* _WHAT YOU WILL DO_
Assemble all lines in which the string "JSON" appears.
** START DATA SECTION **
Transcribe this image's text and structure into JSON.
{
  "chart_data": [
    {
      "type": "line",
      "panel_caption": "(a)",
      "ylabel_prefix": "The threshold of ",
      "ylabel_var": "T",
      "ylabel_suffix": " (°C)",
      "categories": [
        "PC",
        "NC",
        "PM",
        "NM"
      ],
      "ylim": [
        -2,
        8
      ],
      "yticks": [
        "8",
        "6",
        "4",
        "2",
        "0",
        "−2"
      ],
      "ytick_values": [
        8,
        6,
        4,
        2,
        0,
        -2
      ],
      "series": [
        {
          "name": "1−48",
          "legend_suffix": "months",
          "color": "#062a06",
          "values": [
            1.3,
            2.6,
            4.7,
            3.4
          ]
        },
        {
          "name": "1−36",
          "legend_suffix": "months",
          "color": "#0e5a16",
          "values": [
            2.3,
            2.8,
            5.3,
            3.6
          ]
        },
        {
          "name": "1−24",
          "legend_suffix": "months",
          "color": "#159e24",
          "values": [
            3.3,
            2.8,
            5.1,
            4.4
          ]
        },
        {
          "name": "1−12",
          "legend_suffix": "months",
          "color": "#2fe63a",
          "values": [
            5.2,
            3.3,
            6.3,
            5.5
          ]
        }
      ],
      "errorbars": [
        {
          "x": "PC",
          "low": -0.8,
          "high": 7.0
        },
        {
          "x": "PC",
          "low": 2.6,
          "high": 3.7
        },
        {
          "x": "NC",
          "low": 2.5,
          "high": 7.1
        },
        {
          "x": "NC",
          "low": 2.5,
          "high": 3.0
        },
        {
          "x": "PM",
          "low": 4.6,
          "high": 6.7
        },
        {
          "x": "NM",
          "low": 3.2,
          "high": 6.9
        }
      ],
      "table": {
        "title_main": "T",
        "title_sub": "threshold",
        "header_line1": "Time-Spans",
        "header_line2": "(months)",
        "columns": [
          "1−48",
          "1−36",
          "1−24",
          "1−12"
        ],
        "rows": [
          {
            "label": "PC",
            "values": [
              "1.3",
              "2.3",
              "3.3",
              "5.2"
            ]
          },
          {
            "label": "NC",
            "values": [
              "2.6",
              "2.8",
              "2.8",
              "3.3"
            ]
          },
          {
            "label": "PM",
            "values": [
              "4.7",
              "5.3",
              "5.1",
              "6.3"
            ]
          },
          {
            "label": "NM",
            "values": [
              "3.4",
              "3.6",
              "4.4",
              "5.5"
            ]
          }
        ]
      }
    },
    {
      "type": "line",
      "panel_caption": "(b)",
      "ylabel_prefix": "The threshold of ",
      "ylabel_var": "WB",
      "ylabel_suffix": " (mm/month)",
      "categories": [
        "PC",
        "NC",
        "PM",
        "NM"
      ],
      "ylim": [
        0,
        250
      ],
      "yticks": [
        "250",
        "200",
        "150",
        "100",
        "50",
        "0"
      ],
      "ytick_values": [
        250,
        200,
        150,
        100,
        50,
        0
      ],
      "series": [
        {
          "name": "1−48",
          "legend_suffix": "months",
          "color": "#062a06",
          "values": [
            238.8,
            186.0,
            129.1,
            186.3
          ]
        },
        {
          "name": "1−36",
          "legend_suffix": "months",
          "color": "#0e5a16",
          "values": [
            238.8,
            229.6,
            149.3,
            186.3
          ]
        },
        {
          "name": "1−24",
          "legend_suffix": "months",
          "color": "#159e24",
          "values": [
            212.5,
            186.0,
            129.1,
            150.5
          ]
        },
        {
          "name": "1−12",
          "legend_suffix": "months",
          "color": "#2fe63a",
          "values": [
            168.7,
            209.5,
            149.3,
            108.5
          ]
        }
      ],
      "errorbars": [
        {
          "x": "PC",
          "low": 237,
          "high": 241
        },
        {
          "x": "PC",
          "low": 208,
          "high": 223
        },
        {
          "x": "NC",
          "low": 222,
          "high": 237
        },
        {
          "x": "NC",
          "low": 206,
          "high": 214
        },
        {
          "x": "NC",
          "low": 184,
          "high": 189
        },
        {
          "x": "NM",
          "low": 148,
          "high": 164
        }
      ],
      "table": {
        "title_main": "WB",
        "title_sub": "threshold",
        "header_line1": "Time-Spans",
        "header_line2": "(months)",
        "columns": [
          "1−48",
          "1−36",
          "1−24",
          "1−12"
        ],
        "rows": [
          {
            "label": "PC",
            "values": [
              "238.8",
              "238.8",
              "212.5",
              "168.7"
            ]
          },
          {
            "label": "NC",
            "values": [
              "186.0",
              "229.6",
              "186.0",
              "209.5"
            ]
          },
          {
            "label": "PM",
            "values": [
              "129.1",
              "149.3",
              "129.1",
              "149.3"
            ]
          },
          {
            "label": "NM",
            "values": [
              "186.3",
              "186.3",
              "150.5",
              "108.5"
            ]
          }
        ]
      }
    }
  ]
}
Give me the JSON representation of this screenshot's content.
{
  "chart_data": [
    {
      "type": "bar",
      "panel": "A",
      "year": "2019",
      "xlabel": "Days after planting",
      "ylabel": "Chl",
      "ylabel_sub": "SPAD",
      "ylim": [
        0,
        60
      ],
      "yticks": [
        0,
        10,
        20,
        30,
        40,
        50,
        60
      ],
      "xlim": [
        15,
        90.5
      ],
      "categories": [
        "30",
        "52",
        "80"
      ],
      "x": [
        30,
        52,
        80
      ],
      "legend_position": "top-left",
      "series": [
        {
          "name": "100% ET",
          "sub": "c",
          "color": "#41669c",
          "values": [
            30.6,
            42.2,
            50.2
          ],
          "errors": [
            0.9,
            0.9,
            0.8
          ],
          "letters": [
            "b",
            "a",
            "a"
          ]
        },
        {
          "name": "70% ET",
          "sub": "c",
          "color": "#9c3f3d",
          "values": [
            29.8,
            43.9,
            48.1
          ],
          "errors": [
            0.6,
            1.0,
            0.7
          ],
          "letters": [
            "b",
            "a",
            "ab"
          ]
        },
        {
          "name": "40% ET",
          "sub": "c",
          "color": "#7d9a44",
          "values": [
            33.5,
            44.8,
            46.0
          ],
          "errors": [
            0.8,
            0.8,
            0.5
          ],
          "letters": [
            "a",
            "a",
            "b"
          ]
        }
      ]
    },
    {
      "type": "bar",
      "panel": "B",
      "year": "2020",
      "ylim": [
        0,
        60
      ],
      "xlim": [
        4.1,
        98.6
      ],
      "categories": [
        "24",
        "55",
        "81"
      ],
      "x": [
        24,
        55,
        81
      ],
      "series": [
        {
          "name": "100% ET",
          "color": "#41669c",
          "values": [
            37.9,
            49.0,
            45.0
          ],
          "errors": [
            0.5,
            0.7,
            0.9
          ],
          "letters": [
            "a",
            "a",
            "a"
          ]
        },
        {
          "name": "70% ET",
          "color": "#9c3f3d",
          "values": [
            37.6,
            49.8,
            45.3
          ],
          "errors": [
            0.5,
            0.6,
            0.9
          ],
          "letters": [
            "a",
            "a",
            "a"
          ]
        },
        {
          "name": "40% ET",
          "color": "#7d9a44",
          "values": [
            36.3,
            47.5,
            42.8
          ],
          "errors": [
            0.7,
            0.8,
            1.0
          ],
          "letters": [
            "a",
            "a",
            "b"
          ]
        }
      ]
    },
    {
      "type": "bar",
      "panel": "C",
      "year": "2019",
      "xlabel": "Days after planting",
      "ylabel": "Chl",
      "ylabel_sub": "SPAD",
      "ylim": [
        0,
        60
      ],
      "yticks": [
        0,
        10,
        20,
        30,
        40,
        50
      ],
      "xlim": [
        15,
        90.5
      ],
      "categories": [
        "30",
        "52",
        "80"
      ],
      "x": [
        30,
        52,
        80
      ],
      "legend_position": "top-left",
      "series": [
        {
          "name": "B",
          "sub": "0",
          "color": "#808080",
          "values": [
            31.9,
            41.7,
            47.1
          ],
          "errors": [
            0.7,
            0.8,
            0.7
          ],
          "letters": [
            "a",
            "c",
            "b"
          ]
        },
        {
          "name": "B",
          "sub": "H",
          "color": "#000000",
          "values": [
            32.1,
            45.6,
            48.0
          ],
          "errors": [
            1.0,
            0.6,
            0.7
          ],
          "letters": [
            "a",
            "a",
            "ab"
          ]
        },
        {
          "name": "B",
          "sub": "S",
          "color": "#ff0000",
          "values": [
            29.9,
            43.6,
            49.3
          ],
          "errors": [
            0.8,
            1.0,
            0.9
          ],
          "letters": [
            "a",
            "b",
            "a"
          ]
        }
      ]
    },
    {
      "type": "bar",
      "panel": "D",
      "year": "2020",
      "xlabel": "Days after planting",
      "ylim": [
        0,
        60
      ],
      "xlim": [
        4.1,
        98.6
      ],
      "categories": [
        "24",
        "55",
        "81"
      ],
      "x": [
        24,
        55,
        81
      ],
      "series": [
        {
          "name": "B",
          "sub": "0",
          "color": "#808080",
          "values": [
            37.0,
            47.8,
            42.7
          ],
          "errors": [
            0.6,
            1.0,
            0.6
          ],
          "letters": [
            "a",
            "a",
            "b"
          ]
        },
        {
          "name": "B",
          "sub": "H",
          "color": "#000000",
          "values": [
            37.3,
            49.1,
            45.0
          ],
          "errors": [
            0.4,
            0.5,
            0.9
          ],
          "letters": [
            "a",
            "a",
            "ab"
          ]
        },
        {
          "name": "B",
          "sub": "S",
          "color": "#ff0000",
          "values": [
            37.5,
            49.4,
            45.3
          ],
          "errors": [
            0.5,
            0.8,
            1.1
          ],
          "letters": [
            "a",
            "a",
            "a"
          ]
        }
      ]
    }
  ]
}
** END DATA SECTION **
* _EXERCISE OUTPUT_
Transcribe this image's text and structure into JSON.
Give me the JSON representation of this screenshot's content.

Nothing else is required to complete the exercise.